* **SUPPLIED RECORDS**:
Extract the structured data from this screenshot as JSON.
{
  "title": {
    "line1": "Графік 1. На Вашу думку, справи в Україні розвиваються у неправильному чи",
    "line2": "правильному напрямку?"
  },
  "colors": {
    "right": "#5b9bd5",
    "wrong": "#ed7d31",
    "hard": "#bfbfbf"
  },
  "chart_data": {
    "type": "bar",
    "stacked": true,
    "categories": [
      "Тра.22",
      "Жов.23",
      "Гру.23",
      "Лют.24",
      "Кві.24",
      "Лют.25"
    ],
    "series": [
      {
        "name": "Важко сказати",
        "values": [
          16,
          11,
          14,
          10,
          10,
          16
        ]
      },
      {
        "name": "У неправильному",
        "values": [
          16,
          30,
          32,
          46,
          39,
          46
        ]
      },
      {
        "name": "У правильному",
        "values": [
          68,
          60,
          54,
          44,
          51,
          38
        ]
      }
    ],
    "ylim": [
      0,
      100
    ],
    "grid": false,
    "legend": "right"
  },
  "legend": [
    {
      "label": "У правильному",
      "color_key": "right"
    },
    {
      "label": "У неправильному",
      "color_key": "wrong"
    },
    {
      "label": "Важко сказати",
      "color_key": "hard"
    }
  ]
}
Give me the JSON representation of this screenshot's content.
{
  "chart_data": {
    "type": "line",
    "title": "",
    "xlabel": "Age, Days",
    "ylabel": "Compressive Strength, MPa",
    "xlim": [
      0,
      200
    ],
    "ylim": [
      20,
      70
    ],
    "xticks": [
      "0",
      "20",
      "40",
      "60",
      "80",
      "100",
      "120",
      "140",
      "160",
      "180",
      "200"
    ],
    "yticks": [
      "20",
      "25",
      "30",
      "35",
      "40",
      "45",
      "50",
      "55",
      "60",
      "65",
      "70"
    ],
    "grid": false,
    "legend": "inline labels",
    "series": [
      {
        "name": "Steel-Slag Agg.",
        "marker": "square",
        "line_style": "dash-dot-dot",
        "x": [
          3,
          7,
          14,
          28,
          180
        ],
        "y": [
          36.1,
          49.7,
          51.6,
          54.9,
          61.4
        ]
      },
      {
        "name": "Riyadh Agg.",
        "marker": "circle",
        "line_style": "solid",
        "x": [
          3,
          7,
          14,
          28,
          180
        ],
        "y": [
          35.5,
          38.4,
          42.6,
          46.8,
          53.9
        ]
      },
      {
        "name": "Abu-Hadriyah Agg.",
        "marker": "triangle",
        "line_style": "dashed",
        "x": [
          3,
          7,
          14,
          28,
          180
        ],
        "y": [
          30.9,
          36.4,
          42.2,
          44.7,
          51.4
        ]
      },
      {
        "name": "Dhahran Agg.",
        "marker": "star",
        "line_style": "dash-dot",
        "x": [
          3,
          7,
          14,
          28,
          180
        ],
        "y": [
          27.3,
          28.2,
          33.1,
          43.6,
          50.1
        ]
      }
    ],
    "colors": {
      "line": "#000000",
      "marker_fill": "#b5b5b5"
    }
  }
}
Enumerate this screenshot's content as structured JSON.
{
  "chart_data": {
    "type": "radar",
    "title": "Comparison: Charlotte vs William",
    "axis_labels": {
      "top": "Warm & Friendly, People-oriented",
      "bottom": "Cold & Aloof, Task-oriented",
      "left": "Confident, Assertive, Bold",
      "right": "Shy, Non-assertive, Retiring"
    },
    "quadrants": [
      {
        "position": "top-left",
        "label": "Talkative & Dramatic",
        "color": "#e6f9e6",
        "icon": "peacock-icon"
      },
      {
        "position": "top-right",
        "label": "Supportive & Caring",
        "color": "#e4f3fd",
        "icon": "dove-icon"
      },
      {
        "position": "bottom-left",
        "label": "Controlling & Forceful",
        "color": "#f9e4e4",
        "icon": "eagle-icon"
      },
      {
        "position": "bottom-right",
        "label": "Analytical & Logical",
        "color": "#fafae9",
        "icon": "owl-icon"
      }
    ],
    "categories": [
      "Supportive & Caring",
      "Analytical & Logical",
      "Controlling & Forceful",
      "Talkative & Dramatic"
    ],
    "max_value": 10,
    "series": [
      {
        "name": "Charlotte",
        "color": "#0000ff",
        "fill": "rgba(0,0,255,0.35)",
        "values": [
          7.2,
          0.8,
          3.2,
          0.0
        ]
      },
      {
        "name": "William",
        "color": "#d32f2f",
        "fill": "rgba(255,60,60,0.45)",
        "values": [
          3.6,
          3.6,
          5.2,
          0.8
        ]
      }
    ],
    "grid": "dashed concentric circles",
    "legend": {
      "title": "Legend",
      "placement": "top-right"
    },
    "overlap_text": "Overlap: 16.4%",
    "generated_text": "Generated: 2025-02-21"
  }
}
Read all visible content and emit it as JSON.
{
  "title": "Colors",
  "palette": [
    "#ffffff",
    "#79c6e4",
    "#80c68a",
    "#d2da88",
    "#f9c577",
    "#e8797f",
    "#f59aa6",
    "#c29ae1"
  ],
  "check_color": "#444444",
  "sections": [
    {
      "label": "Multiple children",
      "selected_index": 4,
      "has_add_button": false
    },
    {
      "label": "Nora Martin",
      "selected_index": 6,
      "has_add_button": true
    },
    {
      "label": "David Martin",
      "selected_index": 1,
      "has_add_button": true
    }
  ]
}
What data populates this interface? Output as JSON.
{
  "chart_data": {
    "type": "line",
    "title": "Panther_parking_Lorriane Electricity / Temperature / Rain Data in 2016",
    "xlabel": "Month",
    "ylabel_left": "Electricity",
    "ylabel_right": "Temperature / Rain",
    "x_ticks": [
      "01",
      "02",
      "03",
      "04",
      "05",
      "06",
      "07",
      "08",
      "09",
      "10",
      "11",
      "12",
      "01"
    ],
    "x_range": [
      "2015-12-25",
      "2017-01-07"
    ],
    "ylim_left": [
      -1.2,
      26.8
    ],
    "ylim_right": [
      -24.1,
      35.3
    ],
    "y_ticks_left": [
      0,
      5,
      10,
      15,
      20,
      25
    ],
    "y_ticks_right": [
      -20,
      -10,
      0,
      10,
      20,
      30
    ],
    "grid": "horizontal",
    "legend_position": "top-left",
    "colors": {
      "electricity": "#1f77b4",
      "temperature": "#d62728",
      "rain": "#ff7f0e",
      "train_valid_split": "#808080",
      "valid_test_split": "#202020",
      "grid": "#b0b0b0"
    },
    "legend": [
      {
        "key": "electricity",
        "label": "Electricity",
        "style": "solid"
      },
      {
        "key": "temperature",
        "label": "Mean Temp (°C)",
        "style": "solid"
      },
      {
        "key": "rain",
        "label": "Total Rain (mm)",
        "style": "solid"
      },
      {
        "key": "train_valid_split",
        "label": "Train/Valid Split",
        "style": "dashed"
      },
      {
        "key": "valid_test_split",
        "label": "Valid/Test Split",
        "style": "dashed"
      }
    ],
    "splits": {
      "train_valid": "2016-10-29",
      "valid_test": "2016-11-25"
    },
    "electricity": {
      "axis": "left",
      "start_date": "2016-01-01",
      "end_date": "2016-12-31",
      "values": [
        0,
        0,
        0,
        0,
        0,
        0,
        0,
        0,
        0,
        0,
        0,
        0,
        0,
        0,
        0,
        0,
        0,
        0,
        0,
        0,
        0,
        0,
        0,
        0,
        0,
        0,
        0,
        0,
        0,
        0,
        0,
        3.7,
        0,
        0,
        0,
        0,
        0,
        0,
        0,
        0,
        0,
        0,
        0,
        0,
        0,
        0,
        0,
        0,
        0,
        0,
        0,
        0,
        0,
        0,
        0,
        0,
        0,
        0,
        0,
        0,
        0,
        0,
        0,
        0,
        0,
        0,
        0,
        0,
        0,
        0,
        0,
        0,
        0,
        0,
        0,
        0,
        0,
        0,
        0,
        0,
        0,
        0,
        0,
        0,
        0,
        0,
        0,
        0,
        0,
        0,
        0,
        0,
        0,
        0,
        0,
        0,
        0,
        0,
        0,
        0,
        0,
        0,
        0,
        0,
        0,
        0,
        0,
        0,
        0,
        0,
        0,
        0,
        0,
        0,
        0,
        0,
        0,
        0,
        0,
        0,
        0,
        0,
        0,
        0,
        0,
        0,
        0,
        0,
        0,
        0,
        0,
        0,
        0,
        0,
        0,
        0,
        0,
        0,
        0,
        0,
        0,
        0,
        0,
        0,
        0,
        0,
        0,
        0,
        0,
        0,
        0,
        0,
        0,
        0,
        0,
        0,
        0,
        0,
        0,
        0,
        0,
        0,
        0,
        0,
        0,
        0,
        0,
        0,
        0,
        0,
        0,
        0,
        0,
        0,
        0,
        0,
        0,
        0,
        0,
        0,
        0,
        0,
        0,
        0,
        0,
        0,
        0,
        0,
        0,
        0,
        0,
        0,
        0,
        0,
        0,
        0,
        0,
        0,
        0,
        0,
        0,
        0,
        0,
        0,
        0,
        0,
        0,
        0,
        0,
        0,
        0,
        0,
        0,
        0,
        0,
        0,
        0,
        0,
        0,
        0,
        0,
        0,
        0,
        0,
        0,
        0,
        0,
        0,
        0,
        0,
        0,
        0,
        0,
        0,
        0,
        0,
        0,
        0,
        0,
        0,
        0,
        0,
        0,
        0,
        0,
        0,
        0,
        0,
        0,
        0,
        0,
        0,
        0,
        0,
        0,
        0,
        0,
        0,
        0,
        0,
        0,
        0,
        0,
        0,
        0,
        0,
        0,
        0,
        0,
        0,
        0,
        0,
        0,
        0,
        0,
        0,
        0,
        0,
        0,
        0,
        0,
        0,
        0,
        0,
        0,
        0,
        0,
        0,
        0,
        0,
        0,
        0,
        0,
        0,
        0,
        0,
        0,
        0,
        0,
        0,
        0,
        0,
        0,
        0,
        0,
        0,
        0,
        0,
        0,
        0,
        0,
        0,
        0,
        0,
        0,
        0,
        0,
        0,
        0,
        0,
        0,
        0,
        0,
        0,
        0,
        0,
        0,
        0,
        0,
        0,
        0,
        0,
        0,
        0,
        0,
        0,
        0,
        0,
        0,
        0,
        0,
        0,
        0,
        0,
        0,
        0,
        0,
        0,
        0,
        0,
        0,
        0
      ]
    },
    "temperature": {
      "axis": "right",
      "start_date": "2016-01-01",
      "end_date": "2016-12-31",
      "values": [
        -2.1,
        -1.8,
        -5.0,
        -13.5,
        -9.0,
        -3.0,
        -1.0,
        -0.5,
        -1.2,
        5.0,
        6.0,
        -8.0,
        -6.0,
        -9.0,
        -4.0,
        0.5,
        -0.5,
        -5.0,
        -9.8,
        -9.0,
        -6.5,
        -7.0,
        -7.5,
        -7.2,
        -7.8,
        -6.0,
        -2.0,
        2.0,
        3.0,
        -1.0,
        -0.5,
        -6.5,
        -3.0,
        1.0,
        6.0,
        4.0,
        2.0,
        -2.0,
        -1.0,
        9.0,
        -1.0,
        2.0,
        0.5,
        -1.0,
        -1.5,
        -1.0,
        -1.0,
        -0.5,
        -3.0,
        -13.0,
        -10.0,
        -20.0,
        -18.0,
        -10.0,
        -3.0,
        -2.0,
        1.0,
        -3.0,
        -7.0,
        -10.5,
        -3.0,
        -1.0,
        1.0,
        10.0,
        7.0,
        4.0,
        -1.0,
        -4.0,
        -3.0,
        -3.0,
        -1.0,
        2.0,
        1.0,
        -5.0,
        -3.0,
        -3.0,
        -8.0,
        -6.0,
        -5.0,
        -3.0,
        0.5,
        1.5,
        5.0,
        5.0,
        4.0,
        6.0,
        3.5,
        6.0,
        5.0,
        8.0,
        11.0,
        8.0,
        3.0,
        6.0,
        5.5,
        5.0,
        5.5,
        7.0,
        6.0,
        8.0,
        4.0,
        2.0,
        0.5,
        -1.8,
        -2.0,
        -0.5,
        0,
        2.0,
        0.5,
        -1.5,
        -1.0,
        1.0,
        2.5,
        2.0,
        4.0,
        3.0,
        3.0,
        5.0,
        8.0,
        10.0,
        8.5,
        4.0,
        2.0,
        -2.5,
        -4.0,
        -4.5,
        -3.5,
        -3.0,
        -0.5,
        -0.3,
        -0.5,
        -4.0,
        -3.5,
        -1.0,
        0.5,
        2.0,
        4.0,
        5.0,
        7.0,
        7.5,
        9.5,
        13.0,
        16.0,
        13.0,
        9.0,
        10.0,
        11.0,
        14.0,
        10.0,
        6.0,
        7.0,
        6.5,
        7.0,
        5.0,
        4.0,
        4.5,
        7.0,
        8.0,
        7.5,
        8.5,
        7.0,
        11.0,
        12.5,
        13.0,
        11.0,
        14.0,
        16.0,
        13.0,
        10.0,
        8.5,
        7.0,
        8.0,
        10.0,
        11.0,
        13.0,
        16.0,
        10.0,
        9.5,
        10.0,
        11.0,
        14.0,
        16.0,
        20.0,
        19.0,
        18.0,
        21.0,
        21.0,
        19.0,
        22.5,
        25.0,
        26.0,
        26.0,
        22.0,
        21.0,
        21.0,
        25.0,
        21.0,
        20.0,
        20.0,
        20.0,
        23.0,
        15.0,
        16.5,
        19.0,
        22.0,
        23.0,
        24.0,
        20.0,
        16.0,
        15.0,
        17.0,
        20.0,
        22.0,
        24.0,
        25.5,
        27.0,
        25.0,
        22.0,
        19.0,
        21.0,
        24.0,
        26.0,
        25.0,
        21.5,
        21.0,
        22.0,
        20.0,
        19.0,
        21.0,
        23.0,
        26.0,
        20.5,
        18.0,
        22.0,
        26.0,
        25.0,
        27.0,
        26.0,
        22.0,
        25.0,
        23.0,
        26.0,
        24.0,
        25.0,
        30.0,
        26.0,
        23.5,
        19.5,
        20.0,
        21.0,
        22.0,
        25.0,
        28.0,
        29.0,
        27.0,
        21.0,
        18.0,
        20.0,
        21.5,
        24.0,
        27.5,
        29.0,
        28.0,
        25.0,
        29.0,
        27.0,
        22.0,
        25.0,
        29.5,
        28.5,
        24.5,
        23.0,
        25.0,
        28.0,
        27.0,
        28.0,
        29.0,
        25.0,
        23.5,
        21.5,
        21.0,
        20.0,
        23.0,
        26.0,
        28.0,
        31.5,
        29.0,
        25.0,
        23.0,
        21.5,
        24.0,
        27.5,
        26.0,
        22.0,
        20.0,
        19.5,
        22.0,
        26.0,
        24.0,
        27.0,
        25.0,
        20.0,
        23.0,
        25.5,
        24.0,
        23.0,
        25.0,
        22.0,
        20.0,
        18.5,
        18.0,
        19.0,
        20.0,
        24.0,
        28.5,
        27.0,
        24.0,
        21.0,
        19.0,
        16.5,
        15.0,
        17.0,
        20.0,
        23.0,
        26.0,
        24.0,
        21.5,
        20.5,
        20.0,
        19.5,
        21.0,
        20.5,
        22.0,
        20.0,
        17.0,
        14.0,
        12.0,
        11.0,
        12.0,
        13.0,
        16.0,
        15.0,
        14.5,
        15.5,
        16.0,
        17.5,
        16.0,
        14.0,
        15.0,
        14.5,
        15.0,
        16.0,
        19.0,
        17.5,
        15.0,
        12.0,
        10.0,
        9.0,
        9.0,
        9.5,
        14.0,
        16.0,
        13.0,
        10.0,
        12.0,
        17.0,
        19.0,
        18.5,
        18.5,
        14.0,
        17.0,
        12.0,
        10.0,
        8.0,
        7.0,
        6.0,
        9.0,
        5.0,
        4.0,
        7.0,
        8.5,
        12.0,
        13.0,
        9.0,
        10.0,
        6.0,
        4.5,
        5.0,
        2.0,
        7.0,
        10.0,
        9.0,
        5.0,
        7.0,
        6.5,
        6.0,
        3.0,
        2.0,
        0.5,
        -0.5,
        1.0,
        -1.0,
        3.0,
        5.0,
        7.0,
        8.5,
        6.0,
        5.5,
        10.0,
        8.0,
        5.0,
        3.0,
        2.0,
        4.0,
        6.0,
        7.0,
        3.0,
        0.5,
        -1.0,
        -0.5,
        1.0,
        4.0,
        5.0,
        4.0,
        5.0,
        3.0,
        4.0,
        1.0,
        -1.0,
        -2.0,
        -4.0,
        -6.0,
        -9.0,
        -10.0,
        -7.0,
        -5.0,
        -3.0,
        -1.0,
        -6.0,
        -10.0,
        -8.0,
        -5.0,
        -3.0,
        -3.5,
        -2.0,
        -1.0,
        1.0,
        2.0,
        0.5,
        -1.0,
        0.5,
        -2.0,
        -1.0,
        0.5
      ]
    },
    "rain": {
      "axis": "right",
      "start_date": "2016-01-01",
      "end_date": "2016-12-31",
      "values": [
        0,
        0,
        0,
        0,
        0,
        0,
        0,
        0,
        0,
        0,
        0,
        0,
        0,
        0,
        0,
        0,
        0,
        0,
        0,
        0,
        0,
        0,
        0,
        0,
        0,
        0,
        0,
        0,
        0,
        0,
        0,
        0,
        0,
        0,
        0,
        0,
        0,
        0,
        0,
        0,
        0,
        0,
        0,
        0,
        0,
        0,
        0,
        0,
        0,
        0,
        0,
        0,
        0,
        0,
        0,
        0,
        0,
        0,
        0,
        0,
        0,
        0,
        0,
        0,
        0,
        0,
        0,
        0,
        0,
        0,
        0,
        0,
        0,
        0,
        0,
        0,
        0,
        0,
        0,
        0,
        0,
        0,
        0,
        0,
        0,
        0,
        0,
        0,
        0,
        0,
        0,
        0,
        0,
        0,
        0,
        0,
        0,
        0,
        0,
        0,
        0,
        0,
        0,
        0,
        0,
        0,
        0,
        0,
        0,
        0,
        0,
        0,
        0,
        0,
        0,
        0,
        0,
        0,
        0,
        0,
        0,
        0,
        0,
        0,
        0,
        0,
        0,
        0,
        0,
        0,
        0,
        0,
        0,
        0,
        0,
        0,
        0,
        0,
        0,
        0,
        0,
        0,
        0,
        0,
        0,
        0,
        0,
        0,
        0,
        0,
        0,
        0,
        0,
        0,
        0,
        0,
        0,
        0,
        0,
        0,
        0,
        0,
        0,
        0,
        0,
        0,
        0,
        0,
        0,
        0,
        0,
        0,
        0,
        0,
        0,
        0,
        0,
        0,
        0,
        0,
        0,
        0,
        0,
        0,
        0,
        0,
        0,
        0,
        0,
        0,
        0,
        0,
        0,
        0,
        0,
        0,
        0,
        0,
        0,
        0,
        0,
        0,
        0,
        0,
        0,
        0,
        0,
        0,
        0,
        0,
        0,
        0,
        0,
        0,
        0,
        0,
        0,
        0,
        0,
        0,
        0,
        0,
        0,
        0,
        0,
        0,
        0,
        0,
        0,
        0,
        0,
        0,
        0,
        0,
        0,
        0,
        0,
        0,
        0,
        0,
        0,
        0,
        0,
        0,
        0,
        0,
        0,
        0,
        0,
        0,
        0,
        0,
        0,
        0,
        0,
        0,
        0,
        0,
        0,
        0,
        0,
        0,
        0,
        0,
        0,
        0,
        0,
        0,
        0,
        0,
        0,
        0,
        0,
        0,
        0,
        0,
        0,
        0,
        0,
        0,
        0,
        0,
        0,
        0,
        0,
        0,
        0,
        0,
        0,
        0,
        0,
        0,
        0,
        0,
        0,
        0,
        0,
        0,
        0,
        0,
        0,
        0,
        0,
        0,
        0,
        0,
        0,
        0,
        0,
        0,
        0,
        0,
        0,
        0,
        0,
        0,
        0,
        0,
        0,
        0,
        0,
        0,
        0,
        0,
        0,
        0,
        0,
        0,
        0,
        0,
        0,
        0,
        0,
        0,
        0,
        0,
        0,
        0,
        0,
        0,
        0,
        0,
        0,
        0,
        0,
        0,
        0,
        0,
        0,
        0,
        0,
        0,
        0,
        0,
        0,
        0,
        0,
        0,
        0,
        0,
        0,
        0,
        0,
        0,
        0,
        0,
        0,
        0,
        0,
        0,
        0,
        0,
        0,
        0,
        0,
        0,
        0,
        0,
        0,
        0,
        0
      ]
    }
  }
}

* **PROBLEM DESCRIPTION**: Gather all lines of the records that include the word "type".

* **SOLUTION TO THE EXERCISE**:
    "type": "bar",
    "type": "line",
    "type": "radar",
    "type": "line",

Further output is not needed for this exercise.